To do> Make an exact copy of the records, dropping all pictures.

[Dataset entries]
----
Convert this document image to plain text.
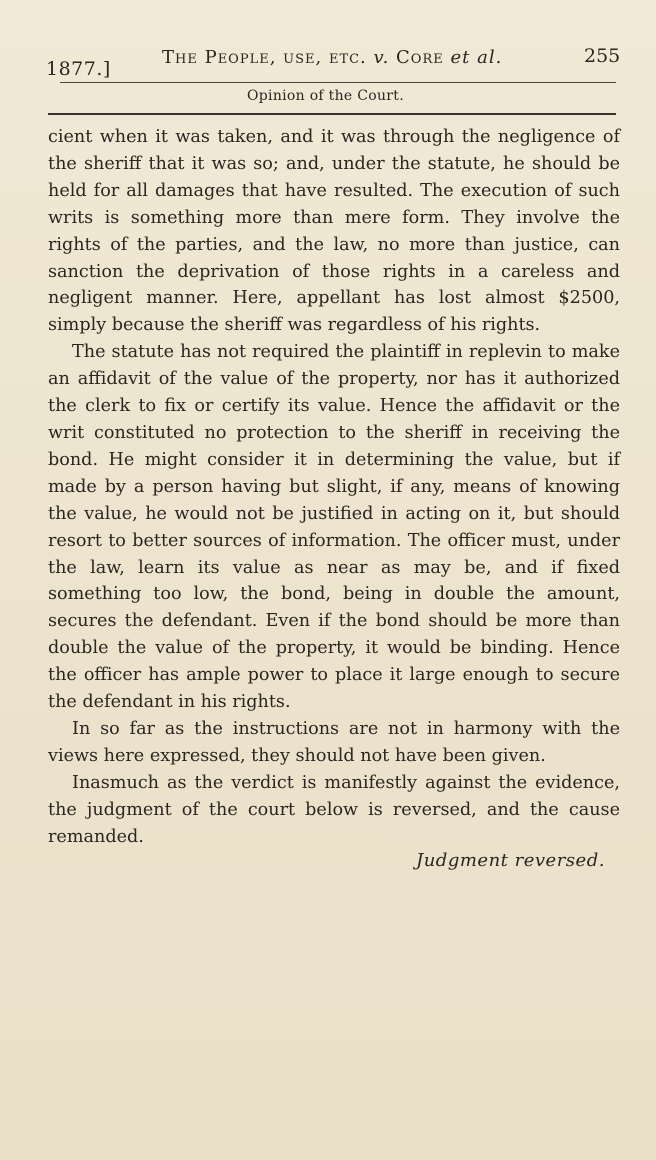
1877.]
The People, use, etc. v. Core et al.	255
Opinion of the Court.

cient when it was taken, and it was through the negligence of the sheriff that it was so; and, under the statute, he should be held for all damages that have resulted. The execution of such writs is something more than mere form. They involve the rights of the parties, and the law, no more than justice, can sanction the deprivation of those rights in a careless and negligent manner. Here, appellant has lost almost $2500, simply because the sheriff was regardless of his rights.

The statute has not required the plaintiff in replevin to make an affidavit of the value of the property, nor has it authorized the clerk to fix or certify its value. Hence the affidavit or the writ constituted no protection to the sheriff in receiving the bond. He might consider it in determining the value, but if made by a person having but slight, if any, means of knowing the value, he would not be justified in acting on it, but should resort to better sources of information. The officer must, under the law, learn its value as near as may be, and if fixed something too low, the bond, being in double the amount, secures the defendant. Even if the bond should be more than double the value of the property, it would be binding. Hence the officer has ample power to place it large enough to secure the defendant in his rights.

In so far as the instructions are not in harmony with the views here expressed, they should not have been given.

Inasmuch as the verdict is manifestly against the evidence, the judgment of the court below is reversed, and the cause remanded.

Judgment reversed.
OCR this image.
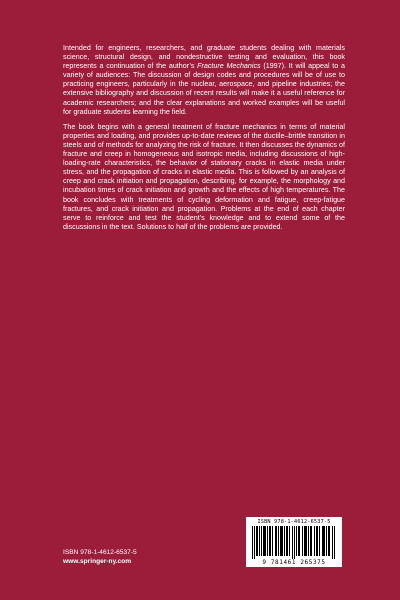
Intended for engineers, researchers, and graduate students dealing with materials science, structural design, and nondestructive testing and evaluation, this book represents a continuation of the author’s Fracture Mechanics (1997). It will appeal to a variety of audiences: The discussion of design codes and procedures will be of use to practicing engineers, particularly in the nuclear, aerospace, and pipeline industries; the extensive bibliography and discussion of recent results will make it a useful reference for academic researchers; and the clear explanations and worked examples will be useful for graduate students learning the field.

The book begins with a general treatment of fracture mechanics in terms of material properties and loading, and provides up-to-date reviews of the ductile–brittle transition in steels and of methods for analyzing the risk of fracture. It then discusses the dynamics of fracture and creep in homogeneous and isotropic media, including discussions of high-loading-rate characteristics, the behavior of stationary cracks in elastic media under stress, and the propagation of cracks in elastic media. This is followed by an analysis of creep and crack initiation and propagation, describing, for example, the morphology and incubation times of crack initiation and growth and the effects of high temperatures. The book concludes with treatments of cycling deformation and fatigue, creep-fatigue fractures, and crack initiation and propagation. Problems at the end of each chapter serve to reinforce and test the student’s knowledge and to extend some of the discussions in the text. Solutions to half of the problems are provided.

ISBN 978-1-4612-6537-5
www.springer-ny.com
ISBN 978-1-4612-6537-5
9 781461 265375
----
Expected output>
Convert this document image to plain text.
1877.]
The People, use, etc. v. Core et al.	255
Opinion of the Court.

cient when it was taken, and it was through the negligence of the sheriff that it was so; and, under the statute, he should be held for all damages that have resulted. The execution of such writs is something more than mere form. They involve the rights of the parties, and the law, no more than justice, can sanction the deprivation of those rights in a careless and negligent manner. Here, appellant has lost almost $2500, simply because the sheriff was regardless of his rights.

The statute has not required the plaintiff in replevin to make an affidavit of the value of the property, nor has it authorized the clerk to fix or certify its value. Hence the affidavit or the writ constituted no protection to the sheriff in receiving the bond. He might consider it in determining the value, but if made by a person having but slight, if any, means of knowing the value, he would not be justified in acting on it, but should resort to better sources of information. The officer must, under the law, learn its value as near as may be, and if fixed something too low, the bond, being in double the amount, secures the defendant. Even if the bond should be more than double the value of the property, it would be binding. Hence the officer has ample power to place it large enough to secure the defendant in his rights.

In so far as the instructions are not in harmony with the views here expressed, they should not have been given.

Inasmuch as the verdict is manifestly against the evidence, the judgment of the court below is reversed, and the cause remanded.

Judgment reversed.
OCR this image.
Intended for engineers, researchers, and graduate students dealing with materials science, structural design, and nondestructive testing and evaluation, this book represents a continuation of the author’s Fracture Mechanics (1997). It will appeal to a variety of audiences: The discussion of design codes and procedures will be of use to practicing engineers, particularly in the nuclear, aerospace, and pipeline industries; the extensive bibliography and discussion of recent results will make it a useful reference for academic researchers; and the clear explanations and worked examples will be useful for graduate students learning the field.

The book begins with a general treatment of fracture mechanics in terms of material properties and loading, and provides up-to-date reviews of the ductile–brittle transition in steels and of methods for analyzing the risk of fracture. It then discusses the dynamics of fracture and creep in homogeneous and isotropic media, including discussions of high-loading-rate characteristics, the behavior of stationary cracks in elastic media under stress, and the propagation of cracks in elastic media. This is followed by an analysis of creep and crack initiation and propagation, describing, for example, the morphology and incubation times of crack initiation and growth and the effects of high temperatures. The book concludes with treatments of cycling deformation and fatigue, creep-fatigue fractures, and crack initiation and propagation. Problems at the end of each chapter serve to reinforce and test the student’s knowledge and to extend some of the discussions in the text. Solutions to half of the problems are provided.

ISBN 978-1-4612-6537-5
www.springer-ny.com
ISBN 978-1-4612-6537-5
9 781461 265375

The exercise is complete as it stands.